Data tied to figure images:
==================================================
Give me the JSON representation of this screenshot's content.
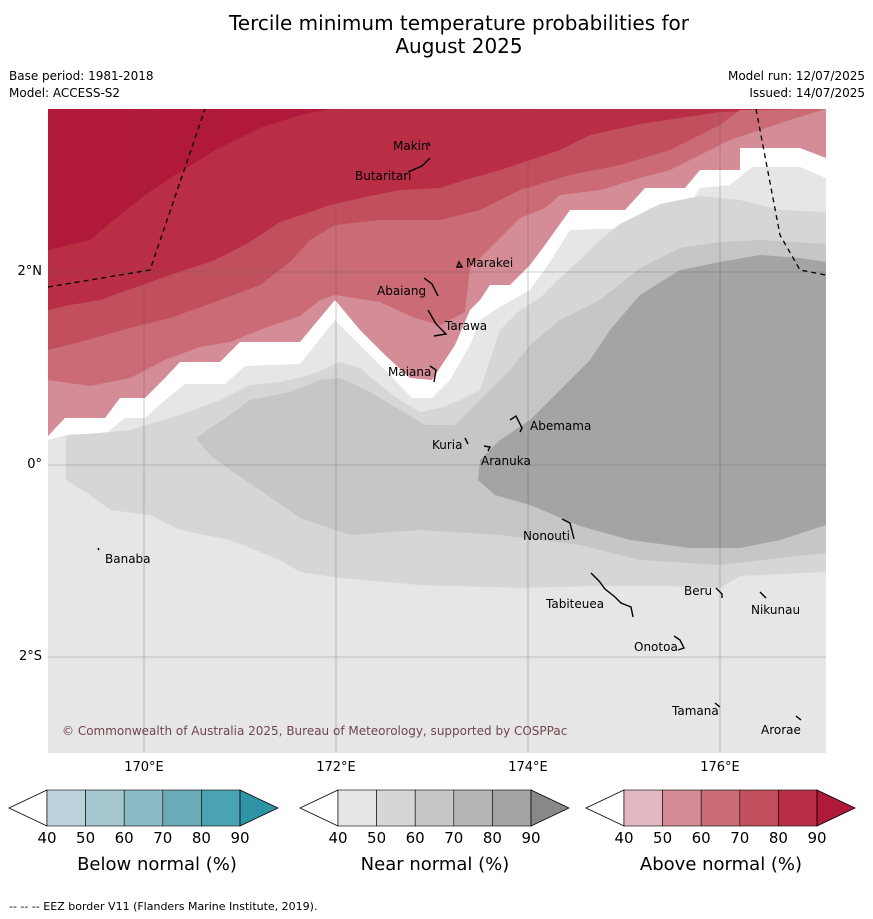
{
  "title_line1": "Tercile minimum temperature probabilities for",
  "title_line2": "August 2025",
  "base_period": "Base period: 1981-2018",
  "model": "Model: ACCESS-S2",
  "model_run": "Model run: 12/07/2025",
  "issued": "Issued: 14/07/2025",
  "copyright": "© Commonwealth of Australia 2025, Bureau of Meteorology, supported by COSPPac",
  "lat_labels": [
    "2°N",
    "0°",
    "2°S"
  ],
  "lon_labels": [
    "170°E",
    "172°E",
    "174°E",
    "176°E"
  ],
  "places": [
    "Makin",
    "Butaritari",
    "Marakei",
    "Abaiang",
    "Tarawa",
    "Maiana",
    "Abemama",
    "Kuria",
    "Aranuka",
    "Banaba",
    "Nonouti",
    "Beru",
    "Tabiteuea",
    "Nikunau",
    "Onotoa",
    "Tamana",
    "Arorae"
  ],
  "colorbars": [
    {
      "title": "Below normal (%)",
      "ticks": [
        "40",
        "50",
        "60",
        "70",
        "80",
        "90"
      ],
      "colors": [
        "#bcd3db",
        "#a6c6cf",
        "#8bb9c4",
        "#6baab7",
        "#4aa3b3",
        "#2f93a6"
      ]
    },
    {
      "title": "Near normal (%)",
      "ticks": [
        "40",
        "50",
        "60",
        "70",
        "80",
        "90"
      ],
      "colors": [
        "#e6e6e6",
        "#d6d6d6",
        "#c6c6c6",
        "#b5b5b5",
        "#a4a4a4",
        "#888888"
      ]
    },
    {
      "title": "Above normal (%)",
      "ticks": [
        "40",
        "50",
        "60",
        "70",
        "80",
        "90"
      ],
      "colors": [
        "#e3b8c0",
        "#d48d97",
        "#ca6b76",
        "#c2505c",
        "#b92d45",
        "#b0193a"
      ]
    }
  ],
  "footer": "--  --  -- EEZ border V11 (Flanders Marine Institute, 2019)."
}
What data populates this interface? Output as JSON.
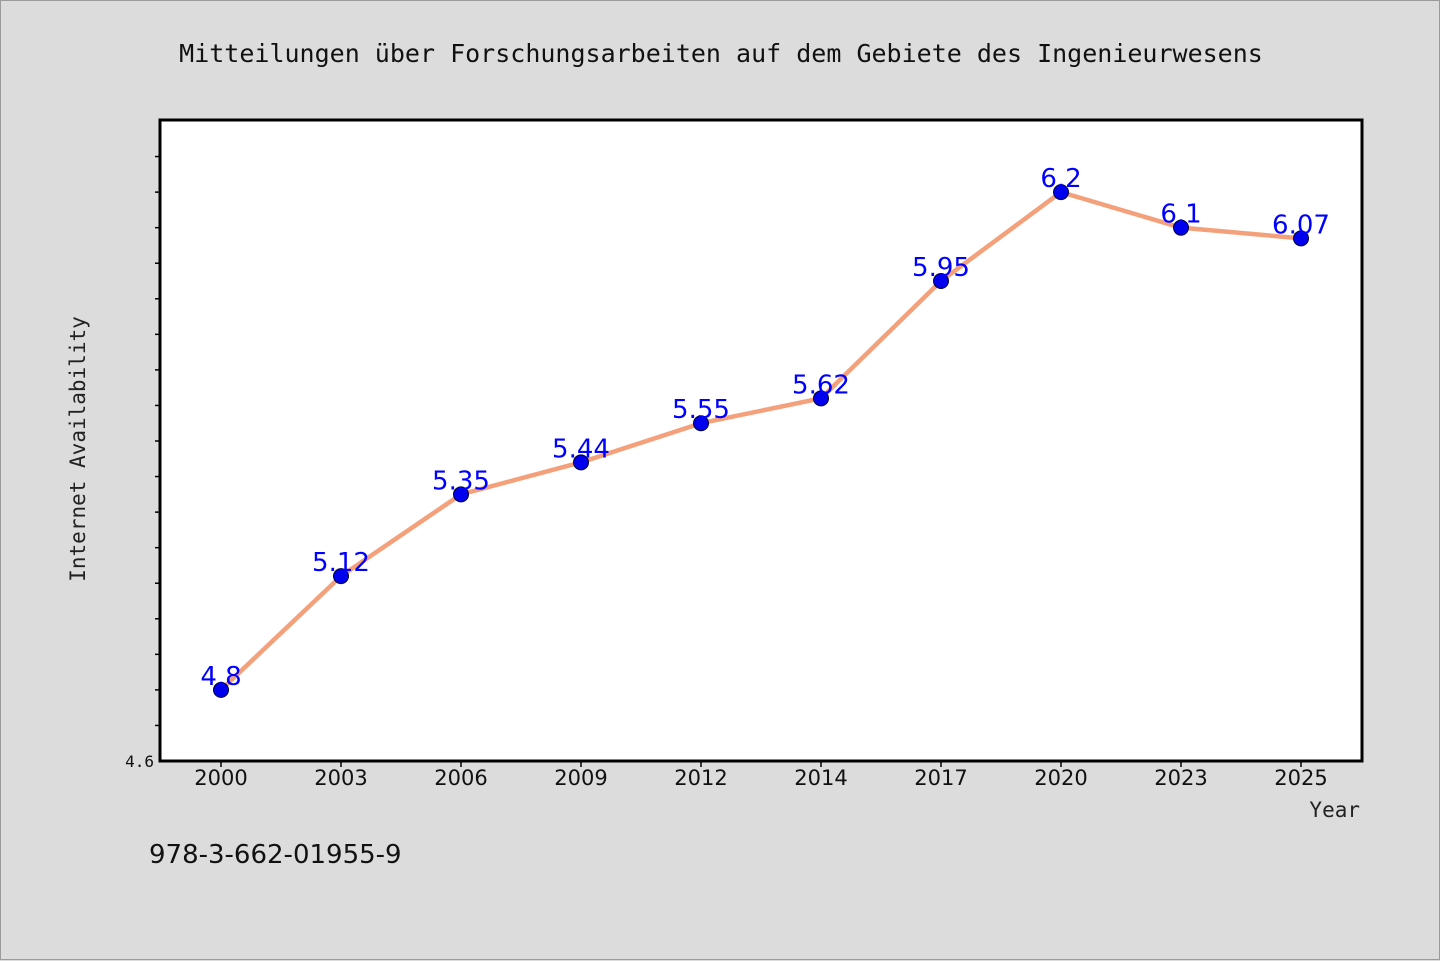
==================================================
__The exercise__. Leaving all pictures aside, quote each record exactly.

__Result of this exercise__.
Give me the JSON representation of this screenshot's content.
{
  "title_line1": "Tercile minimum temperature probabilities for",
  "title_line2": "August 2025",
  "base_period": "Base period: 1981-2018",
  "model": "Model: ACCESS-S2",
  "model_run": "Model run: 12/07/2025",
  "issued": "Issued: 14/07/2025",
  "copyright": "© Commonwealth of Australia 2025, Bureau of Meteorology, supported by COSPPac",
  "lat_labels": [
    "2°N",
    "0°",
    "2°S"
  ],
  "lon_labels": [
    "170°E",
    "172°E",
    "174°E",
    "176°E"
  ],
  "places": [
    "Makin",
    "Butaritari",
    "Marakei",
    "Abaiang",
    "Tarawa",
    "Maiana",
    "Abemama",
    "Kuria",
    "Aranuka",
    "Banaba",
    "Nonouti",
    "Beru",
    "Tabiteuea",
    "Nikunau",
    "Onotoa",
    "Tamana",
    "Arorae"
  ],
  "colorbars": [
    {
      "title": "Below normal (%)",
      "ticks": [
        "40",
        "50",
        "60",
        "70",
        "80",
        "90"
      ],
      "colors": [
        "#bcd3db",
        "#a6c6cf",
        "#8bb9c4",
        "#6baab7",
        "#4aa3b3",
        "#2f93a6"
      ]
    },
    {
      "title": "Near normal (%)",
      "ticks": [
        "40",
        "50",
        "60",
        "70",
        "80",
        "90"
      ],
      "colors": [
        "#e6e6e6",
        "#d6d6d6",
        "#c6c6c6",
        "#b5b5b5",
        "#a4a4a4",
        "#888888"
      ]
    },
    {
      "title": "Above normal (%)",
      "ticks": [
        "40",
        "50",
        "60",
        "70",
        "80",
        "90"
      ],
      "colors": [
        "#e3b8c0",
        "#d48d97",
        "#ca6b76",
        "#c2505c",
        "#b92d45",
        "#b0193a"
      ]
    }
  ],
  "footer": "--  --  -- EEZ border V11 (Flanders Marine Institute, 2019)."
}
What data populates this interface? Output as JSON.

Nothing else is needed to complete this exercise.